- [EXERCISE REQUIREMENTS]: Find every line below that contains the word "emissao" and copy it out.

#### INFORMATION GIVEN

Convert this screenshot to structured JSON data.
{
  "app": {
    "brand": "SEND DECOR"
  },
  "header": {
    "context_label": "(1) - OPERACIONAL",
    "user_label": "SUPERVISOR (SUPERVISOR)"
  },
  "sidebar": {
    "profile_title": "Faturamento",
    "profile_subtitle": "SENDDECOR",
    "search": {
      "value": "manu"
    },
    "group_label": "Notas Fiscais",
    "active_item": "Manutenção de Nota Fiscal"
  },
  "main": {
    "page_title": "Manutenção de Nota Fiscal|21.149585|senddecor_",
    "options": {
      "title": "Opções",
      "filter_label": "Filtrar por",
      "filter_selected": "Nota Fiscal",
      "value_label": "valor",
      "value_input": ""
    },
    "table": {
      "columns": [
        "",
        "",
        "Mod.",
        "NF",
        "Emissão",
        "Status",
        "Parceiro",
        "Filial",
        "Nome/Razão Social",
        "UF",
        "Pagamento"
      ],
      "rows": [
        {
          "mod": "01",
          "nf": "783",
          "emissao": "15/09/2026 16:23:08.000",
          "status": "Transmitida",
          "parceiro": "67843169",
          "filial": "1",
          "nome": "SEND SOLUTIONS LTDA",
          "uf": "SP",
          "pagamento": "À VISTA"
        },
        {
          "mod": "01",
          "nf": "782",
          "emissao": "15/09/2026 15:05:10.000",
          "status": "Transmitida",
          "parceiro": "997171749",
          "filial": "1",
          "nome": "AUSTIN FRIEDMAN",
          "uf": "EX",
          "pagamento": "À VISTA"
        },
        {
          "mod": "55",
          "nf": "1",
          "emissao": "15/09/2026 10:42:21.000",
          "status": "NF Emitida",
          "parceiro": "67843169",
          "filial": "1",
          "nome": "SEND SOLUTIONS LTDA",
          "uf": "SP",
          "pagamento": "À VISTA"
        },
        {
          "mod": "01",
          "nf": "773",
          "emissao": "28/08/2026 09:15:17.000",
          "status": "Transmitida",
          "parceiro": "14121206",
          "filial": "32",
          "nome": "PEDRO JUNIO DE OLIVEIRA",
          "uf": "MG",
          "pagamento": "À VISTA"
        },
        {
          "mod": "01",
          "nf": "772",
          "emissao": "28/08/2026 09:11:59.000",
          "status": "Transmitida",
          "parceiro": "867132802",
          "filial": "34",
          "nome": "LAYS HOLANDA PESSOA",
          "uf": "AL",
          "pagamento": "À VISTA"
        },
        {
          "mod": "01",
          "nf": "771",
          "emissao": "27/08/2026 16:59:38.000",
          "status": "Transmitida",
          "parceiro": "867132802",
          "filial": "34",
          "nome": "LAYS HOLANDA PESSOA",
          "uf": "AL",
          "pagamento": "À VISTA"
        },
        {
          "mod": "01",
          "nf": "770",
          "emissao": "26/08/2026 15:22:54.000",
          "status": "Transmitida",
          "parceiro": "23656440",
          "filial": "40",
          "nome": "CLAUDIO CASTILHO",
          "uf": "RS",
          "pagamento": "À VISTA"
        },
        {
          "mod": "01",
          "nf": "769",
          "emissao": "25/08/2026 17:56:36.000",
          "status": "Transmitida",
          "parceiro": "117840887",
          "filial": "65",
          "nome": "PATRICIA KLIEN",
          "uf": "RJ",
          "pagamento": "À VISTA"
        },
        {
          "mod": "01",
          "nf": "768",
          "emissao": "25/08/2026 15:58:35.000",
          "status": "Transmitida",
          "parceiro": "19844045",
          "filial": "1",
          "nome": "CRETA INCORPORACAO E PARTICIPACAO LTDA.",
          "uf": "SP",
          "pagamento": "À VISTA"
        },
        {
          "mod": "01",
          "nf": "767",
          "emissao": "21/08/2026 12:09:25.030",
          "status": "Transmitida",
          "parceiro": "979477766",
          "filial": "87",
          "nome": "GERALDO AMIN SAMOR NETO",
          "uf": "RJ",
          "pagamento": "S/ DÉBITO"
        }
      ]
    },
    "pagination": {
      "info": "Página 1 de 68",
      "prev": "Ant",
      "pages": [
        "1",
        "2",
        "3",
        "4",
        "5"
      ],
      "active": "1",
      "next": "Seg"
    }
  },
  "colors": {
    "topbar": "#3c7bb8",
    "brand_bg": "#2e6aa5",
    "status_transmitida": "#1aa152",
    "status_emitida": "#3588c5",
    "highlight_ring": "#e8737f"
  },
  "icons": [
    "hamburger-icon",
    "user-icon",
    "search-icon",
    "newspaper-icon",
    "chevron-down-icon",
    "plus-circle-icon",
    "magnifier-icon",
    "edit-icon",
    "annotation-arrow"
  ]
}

########

- [WRITTEN SOLUTION]:
          "emissao": "15/09/2026 16:23:08.000",
          "emissao": "15/09/2026 15:05:10.000",
          "emissao": "15/09/2026 10:42:21.000",
          "emissao": "28/08/2026 09:15:17.000",
          "emissao": "28/08/2026 09:11:59.000",
          "emissao": "27/08/2026 16:59:38.000",
          "emissao": "26/08/2026 15:22:54.000",
          "emissao": "25/08/2026 17:56:36.000",
          "emissao": "25/08/2026 15:58:35.000",
          "emissao": "21/08/2026 12:09:25.030",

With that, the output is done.